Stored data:
+--

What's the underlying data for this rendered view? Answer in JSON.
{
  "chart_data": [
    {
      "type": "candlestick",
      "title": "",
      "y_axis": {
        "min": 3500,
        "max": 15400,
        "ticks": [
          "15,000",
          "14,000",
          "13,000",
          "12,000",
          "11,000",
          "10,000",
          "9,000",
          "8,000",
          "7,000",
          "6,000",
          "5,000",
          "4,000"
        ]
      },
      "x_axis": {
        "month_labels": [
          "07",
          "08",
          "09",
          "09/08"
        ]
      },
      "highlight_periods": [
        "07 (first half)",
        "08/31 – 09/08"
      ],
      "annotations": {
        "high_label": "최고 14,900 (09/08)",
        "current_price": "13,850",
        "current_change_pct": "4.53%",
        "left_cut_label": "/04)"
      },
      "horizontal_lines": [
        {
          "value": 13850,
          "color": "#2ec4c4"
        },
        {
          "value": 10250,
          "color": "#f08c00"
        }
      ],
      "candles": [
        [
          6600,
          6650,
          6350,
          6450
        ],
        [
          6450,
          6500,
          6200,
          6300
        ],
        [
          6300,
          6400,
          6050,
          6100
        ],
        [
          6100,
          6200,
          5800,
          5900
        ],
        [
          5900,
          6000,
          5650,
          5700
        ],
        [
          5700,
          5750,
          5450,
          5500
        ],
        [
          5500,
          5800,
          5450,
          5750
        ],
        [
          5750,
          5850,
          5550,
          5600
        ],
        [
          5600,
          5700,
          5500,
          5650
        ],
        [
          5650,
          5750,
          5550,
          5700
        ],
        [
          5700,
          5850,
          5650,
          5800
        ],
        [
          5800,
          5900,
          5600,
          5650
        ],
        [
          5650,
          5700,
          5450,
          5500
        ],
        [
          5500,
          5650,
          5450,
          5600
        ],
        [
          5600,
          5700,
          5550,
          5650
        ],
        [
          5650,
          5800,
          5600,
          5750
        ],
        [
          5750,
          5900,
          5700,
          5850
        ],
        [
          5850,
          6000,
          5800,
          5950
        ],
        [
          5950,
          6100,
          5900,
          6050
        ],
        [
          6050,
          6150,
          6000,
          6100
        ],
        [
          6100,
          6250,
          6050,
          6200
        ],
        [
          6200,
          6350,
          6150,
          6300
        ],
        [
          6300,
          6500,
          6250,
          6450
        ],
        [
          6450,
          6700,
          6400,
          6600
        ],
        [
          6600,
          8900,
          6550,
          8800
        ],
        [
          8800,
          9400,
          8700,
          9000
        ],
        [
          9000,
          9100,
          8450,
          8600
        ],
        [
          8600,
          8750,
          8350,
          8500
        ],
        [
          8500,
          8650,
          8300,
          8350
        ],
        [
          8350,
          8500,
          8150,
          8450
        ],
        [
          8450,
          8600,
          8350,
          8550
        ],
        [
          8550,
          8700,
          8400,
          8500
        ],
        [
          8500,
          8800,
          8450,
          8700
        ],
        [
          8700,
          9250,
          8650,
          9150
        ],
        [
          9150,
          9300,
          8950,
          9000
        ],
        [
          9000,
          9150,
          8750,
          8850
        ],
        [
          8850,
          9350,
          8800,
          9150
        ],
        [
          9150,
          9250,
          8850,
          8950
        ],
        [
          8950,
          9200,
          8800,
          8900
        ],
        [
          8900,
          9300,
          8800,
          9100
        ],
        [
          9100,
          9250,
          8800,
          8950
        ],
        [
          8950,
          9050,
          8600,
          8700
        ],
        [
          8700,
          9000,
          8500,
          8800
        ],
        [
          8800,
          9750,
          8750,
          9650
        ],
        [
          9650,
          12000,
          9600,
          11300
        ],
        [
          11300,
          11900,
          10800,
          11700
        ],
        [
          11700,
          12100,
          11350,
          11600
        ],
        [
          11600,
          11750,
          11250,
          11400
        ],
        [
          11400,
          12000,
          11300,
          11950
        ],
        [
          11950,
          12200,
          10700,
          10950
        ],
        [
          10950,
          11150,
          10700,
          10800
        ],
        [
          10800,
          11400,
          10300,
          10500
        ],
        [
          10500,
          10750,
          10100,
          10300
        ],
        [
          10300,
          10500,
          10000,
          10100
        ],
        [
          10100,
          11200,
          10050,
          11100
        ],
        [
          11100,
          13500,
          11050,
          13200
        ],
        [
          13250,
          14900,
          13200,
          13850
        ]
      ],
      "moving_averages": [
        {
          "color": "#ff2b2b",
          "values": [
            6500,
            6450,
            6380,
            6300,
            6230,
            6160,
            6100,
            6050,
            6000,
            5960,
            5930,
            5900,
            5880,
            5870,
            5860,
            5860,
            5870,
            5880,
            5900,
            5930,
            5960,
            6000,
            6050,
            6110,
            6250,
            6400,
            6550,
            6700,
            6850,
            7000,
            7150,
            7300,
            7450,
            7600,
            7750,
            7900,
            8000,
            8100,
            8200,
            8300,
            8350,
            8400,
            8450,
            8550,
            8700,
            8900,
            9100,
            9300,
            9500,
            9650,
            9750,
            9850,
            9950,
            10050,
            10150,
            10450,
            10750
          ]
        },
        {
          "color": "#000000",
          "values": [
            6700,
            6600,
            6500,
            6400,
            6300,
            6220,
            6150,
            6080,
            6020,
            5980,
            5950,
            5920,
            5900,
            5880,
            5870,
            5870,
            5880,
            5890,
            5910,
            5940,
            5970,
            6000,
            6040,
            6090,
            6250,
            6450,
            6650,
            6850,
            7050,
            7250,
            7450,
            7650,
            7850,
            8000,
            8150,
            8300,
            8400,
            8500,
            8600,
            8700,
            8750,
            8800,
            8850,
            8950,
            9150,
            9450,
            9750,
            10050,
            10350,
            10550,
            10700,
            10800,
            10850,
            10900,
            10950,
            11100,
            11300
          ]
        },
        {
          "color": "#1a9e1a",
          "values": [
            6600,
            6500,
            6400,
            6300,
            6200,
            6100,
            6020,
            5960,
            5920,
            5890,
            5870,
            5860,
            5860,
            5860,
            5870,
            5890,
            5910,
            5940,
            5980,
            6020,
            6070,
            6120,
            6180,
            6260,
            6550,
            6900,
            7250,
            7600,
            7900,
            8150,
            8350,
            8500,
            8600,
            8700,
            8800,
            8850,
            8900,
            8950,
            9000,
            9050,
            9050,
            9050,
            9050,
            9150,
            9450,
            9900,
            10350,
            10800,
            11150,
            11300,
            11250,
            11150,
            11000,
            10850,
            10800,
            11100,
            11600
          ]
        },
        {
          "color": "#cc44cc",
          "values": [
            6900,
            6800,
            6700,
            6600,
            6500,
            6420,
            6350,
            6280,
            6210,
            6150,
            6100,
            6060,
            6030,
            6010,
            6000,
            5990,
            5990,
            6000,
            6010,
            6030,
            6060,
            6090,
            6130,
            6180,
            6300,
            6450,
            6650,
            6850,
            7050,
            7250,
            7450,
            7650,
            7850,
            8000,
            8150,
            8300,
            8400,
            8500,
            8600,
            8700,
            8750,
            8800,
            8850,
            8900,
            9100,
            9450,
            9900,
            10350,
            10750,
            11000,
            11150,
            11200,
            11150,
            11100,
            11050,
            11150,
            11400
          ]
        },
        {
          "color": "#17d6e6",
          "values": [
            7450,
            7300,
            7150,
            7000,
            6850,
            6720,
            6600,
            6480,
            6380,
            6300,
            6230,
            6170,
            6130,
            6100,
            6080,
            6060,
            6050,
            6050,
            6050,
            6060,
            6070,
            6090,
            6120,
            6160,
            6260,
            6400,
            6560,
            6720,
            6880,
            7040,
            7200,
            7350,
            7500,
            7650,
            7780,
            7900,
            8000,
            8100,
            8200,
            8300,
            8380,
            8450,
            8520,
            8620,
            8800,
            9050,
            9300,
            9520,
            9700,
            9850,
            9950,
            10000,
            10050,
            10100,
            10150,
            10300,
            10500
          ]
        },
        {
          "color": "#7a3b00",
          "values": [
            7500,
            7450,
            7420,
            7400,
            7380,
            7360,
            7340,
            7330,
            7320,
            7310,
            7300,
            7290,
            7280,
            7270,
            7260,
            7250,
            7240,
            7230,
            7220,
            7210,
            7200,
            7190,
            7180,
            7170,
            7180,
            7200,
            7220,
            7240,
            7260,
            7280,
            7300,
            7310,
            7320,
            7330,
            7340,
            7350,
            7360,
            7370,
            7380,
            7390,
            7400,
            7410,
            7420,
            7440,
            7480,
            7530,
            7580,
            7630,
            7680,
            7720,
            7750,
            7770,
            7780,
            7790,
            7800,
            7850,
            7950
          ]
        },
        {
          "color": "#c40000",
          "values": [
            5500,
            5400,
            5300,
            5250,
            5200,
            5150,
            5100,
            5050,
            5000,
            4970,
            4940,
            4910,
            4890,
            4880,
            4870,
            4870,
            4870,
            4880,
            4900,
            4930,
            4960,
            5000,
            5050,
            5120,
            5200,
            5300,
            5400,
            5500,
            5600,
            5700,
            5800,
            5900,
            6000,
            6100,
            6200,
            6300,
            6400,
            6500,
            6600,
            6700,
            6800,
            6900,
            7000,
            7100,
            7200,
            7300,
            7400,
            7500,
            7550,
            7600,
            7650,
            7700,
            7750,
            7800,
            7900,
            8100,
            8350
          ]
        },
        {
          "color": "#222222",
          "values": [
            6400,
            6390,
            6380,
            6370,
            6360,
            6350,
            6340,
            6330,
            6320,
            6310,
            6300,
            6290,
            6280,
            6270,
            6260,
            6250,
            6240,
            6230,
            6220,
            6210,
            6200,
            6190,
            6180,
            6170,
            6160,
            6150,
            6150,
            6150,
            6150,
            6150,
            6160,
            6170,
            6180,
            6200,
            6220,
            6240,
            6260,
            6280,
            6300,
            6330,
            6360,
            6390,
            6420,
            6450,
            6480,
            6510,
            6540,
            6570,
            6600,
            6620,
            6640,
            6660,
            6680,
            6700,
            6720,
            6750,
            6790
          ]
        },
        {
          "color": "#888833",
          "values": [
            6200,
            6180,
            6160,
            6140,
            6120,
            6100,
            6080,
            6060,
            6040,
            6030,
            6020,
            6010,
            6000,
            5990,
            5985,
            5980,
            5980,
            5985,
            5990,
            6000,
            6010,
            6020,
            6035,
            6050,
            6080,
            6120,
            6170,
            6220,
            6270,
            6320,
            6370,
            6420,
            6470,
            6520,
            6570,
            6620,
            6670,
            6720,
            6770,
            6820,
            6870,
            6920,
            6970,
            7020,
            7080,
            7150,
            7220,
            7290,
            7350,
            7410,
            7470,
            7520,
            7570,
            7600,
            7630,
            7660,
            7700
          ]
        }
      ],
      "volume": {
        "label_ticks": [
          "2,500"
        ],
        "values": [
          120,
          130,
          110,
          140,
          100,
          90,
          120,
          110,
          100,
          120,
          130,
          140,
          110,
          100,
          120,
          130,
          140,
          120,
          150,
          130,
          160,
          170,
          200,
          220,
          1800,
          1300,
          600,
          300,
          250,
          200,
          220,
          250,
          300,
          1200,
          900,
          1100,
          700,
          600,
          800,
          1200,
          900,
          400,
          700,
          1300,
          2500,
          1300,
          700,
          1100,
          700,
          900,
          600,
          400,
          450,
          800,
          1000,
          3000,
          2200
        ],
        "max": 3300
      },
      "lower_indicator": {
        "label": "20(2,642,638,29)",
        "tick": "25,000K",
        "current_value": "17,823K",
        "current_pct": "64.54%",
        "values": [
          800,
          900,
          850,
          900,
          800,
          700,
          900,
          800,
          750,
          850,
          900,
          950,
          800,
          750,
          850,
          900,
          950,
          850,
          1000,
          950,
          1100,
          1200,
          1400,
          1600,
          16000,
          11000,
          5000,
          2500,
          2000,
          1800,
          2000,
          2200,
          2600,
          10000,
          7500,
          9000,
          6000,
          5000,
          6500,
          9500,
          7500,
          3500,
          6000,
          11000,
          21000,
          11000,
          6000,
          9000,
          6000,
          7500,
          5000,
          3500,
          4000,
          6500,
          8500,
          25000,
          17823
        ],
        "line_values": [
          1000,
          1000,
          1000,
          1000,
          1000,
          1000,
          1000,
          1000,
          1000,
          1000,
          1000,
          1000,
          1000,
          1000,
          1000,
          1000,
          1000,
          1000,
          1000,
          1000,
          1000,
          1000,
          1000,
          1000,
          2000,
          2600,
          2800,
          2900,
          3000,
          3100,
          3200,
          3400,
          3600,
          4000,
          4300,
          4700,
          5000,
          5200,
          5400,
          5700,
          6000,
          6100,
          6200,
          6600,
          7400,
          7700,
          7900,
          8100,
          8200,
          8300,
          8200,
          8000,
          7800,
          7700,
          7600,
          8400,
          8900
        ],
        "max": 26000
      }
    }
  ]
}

+--

STATED GOAL:
Copy out each line of the entries that holds "color".

SOLUTION BELOW:
          "color": "#2ec4c4"
          "color": "#f08c00"
          "color": "#ff2b2b",
          "color": "#000000",
          "color": "#1a9e1a",
          "color": "#cc44cc",
          "color": "#17d6e6",
          "color": "#7a3b00",
          "color": "#c40000",
          "color": "#222222",
          "color": "#888833",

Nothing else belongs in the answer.